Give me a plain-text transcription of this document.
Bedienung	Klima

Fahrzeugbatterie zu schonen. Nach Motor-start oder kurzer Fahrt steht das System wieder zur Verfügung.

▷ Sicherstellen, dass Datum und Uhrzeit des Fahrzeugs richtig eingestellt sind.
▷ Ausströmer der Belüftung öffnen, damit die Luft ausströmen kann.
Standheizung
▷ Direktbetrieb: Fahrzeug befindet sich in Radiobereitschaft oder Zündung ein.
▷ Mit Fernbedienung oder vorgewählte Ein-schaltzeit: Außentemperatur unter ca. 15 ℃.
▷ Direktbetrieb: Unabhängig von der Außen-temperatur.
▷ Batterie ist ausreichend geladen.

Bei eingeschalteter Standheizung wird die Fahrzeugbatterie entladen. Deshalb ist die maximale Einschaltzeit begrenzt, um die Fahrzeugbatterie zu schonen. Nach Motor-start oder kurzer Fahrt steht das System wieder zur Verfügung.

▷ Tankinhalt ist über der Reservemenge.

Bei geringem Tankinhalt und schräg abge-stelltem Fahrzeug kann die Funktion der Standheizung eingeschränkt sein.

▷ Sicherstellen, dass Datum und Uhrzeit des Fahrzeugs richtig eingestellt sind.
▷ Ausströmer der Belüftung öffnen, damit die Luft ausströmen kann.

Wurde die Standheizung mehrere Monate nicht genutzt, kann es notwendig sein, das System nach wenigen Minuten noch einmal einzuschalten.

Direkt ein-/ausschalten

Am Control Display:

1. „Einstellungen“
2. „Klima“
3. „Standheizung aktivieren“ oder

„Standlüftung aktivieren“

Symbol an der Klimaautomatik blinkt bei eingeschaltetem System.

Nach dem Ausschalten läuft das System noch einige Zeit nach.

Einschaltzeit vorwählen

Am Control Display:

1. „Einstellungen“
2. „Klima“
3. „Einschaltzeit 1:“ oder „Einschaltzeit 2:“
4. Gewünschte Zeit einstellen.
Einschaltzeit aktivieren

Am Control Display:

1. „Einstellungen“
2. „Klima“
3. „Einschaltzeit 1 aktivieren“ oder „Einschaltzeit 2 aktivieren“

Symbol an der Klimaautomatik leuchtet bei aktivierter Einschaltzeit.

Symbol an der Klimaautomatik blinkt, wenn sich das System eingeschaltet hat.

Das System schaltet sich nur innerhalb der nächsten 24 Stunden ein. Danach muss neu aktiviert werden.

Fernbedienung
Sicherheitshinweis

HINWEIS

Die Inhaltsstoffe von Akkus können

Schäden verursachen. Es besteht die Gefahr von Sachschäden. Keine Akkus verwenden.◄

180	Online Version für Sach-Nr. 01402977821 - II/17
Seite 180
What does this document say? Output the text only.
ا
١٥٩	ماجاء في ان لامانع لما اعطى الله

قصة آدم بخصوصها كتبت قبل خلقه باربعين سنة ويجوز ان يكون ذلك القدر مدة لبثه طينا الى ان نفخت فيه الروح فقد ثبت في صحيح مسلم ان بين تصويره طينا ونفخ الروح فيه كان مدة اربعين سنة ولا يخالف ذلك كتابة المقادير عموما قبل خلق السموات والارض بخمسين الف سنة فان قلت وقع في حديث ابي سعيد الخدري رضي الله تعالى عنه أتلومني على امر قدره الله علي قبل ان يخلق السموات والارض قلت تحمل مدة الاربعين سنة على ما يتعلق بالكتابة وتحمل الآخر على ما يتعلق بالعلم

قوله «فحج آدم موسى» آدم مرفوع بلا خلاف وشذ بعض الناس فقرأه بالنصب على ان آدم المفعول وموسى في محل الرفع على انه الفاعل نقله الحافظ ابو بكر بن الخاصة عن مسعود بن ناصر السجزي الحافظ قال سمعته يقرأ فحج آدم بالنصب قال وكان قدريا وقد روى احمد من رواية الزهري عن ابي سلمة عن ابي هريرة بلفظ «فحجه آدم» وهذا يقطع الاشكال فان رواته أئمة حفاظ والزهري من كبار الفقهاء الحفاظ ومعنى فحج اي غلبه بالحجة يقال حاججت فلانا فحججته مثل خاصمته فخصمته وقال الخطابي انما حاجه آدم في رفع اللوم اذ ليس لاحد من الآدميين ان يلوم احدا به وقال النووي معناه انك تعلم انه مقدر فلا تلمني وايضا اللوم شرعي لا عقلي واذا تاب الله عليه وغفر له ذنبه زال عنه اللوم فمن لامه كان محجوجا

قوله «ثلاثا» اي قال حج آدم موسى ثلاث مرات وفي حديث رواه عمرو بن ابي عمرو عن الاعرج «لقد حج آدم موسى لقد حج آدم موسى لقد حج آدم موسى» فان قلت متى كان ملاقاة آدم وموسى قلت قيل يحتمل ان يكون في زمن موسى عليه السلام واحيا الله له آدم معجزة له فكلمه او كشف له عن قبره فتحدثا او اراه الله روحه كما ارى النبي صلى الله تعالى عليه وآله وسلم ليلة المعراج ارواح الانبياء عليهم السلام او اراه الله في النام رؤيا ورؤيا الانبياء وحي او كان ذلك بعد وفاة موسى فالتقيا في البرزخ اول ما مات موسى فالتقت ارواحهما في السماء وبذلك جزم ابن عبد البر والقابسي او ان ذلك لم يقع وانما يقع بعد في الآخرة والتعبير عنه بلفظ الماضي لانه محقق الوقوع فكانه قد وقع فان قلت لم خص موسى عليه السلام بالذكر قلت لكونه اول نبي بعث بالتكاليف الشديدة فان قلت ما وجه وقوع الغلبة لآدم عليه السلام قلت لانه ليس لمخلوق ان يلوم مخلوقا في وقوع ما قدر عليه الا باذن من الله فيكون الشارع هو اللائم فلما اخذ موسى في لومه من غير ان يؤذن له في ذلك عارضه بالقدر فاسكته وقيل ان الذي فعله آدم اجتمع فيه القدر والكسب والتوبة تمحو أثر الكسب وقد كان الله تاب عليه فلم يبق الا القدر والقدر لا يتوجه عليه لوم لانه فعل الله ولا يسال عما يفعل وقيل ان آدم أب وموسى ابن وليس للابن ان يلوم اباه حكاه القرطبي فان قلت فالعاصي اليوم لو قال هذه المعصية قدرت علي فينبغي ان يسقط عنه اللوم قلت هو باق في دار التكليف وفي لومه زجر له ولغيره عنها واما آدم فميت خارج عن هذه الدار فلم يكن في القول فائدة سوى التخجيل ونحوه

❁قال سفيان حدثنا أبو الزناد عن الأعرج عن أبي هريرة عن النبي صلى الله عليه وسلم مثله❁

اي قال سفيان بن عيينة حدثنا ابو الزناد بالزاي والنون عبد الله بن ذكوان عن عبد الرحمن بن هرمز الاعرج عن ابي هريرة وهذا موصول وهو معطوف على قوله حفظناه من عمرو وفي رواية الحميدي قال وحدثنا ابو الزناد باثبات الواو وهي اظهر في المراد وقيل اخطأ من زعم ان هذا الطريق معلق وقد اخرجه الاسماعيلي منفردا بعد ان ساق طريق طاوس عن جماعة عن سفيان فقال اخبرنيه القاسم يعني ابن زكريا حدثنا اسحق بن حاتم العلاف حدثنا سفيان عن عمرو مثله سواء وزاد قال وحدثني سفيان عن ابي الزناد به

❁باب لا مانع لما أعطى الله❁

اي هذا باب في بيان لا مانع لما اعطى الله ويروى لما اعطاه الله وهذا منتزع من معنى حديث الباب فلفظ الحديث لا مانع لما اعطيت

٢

####################

Stated goal: Recopy the entries above in their entirety, exactly.

Full response:
Give me a plain-text transcription of this document.
Bedienung	Klima

Fahrzeugbatterie zu schonen. Nach Motor-start oder kurzer Fahrt steht das System wieder zur Verfügung.

▷ Sicherstellen, dass Datum und Uhrzeit des Fahrzeugs richtig eingestellt sind.
▷ Ausströmer der Belüftung öffnen, damit die Luft ausströmen kann.
Standheizung
▷ Direktbetrieb: Fahrzeug befindet sich in Radiobereitschaft oder Zündung ein.
▷ Mit Fernbedienung oder vorgewählte Ein-schaltzeit: Außentemperatur unter ca. 15 ℃.
▷ Direktbetrieb: Unabhängig von der Außen-temperatur.
▷ Batterie ist ausreichend geladen.

Bei eingeschalteter Standheizung wird die Fahrzeugbatterie entladen. Deshalb ist die maximale Einschaltzeit begrenzt, um die Fahrzeugbatterie zu schonen. Nach Motor-start oder kurzer Fahrt steht das System wieder zur Verfügung.

▷ Tankinhalt ist über der Reservemenge.

Bei geringem Tankinhalt und schräg abge-stelltem Fahrzeug kann die Funktion der Standheizung eingeschränkt sein.

▷ Sicherstellen, dass Datum und Uhrzeit des Fahrzeugs richtig eingestellt sind.
▷ Ausströmer der Belüftung öffnen, damit die Luft ausströmen kann.

Wurde die Standheizung mehrere Monate nicht genutzt, kann es notwendig sein, das System nach wenigen Minuten noch einmal einzuschalten.

Direkt ein-/ausschalten

Am Control Display:

1. „Einstellungen“
2. „Klima“
3. „Standheizung aktivieren“ oder

„Standlüftung aktivieren“

Symbol an der Klimaautomatik blinkt bei eingeschaltetem System.

Nach dem Ausschalten läuft das System noch einige Zeit nach.

Einschaltzeit vorwählen

Am Control Display:

1. „Einstellungen“
2. „Klima“
3. „Einschaltzeit 1:“ oder „Einschaltzeit 2:“
4. Gewünschte Zeit einstellen.
Einschaltzeit aktivieren

Am Control Display:

1. „Einstellungen“
2. „Klima“
3. „Einschaltzeit 1 aktivieren“ oder „Einschaltzeit 2 aktivieren“

Symbol an der Klimaautomatik leuchtet bei aktivierter Einschaltzeit.

Symbol an der Klimaautomatik blinkt, wenn sich das System eingeschaltet hat.

Das System schaltet sich nur innerhalb der nächsten 24 Stunden ein. Danach muss neu aktiviert werden.

Fernbedienung
Sicherheitshinweis

HINWEIS

Die Inhaltsstoffe von Akkus können

Schäden verursachen. Es besteht die Gefahr von Sachschäden. Keine Akkus verwenden.◄

180	Online Version für Sach-Nr. 01402977821 - II/17
Seite 180
What does this document say? Output the text only.
ا
١٥٩	ماجاء في ان لامانع لما اعطى الله

قصة آدم بخصوصها كتبت قبل خلقه باربعين سنة ويجوز ان يكون ذلك القدر مدة لبثه طينا الى ان نفخت فيه الروح فقد ثبت في صحيح مسلم ان بين تصويره طينا ونفخ الروح فيه كان مدة اربعين سنة ولا يخالف ذلك كتابة المقادير عموما قبل خلق السموات والارض بخمسين الف سنة فان قلت وقع في حديث ابي سعيد الخدري رضي الله تعالى عنه أتلومني على امر قدره الله علي قبل ان يخلق السموات والارض قلت تحمل مدة الاربعين سنة على ما يتعلق بالكتابة وتحمل الآخر على ما يتعلق بالعلم

قوله «فحج آدم موسى» آدم مرفوع بلا خلاف وشذ بعض الناس فقرأه بالنصب على ان آدم المفعول وموسى في محل الرفع على انه الفاعل نقله الحافظ ابو بكر بن الخاصة عن مسعود بن ناصر السجزي الحافظ قال سمعته يقرأ فحج آدم بالنصب قال وكان قدريا وقد روى احمد من رواية الزهري عن ابي سلمة عن ابي هريرة بلفظ «فحجه آدم» وهذا يقطع الاشكال فان رواته أئمة حفاظ والزهري من كبار الفقهاء الحفاظ ومعنى فحج اي غلبه بالحجة يقال حاججت فلانا فحججته مثل خاصمته فخصمته وقال الخطابي انما حاجه آدم في رفع اللوم اذ ليس لاحد من الآدميين ان يلوم احدا به وقال النووي معناه انك تعلم انه مقدر فلا تلمني وايضا اللوم شرعي لا عقلي واذا تاب الله عليه وغفر له ذنبه زال عنه اللوم فمن لامه كان محجوجا

قوله «ثلاثا» اي قال حج آدم موسى ثلاث مرات وفي حديث رواه عمرو بن ابي عمرو عن الاعرج «لقد حج آدم موسى لقد حج آدم موسى لقد حج آدم موسى» فان قلت متى كان ملاقاة آدم وموسى قلت قيل يحتمل ان يكون في زمن موسى عليه السلام واحيا الله له آدم معجزة له فكلمه او كشف له عن قبره فتحدثا او اراه الله روحه كما ارى النبي صلى الله تعالى عليه وآله وسلم ليلة المعراج ارواح الانبياء عليهم السلام او اراه الله في النام رؤيا ورؤيا الانبياء وحي او كان ذلك بعد وفاة موسى فالتقيا في البرزخ اول ما مات موسى فالتقت ارواحهما في السماء وبذلك جزم ابن عبد البر والقابسي او ان ذلك لم يقع وانما يقع بعد في الآخرة والتعبير عنه بلفظ الماضي لانه محقق الوقوع فكانه قد وقع فان قلت لم خص موسى عليه السلام بالذكر قلت لكونه اول نبي بعث بالتكاليف الشديدة فان قلت ما وجه وقوع الغلبة لآدم عليه السلام قلت لانه ليس لمخلوق ان يلوم مخلوقا في وقوع ما قدر عليه الا باذن من الله فيكون الشارع هو اللائم فلما اخذ موسى في لومه من غير ان يؤذن له في ذلك عارضه بالقدر فاسكته وقيل ان الذي فعله آدم اجتمع فيه القدر والكسب والتوبة تمحو أثر الكسب وقد كان الله تاب عليه فلم يبق الا القدر والقدر لا يتوجه عليه لوم لانه فعل الله ولا يسال عما يفعل وقيل ان آدم أب وموسى ابن وليس للابن ان يلوم اباه حكاه القرطبي فان قلت فالعاصي اليوم لو قال هذه المعصية قدرت علي فينبغي ان يسقط عنه اللوم قلت هو باق في دار التكليف وفي لومه زجر له ولغيره عنها واما آدم فميت خارج عن هذه الدار فلم يكن في القول فائدة سوى التخجيل ونحوه

❁قال سفيان حدثنا أبو الزناد عن الأعرج عن أبي هريرة عن النبي صلى الله عليه وسلم مثله❁

اي قال سفيان بن عيينة حدثنا ابو الزناد بالزاي والنون عبد الله بن ذكوان عن عبد الرحمن بن هرمز الاعرج عن ابي هريرة وهذا موصول وهو معطوف على قوله حفظناه من عمرو وفي رواية الحميدي قال وحدثنا ابو الزناد باثبات الواو وهي اظهر في المراد وقيل اخطأ من زعم ان هذا الطريق معلق وقد اخرجه الاسماعيلي منفردا بعد ان ساق طريق طاوس عن جماعة عن سفيان فقال اخبرنيه القاسم يعني ابن زكريا حدثنا اسحق بن حاتم العلاف حدثنا سفيان عن عمرو مثله سواء وزاد قال وحدثني سفيان عن ابي الزناد به

❁باب لا مانع لما أعطى الله❁

اي هذا باب في بيان لا مانع لما اعطى الله ويروى لما اعطاه الله وهذا منتزع من معنى حديث الباب فلفظ الحديث لا مانع لما اعطيت

٢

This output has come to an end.